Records
========================

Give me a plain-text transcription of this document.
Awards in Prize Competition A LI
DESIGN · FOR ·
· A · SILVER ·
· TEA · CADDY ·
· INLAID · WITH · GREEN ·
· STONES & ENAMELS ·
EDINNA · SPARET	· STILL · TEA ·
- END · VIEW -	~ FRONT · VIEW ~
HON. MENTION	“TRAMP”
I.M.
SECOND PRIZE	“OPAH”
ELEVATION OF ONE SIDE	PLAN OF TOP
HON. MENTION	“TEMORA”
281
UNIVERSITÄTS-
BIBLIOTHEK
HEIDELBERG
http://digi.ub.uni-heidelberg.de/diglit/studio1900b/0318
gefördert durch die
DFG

========================

Set problem: Tell how many lines of the records above hold the string "MENTION". Give no other text.

Expected answer: 2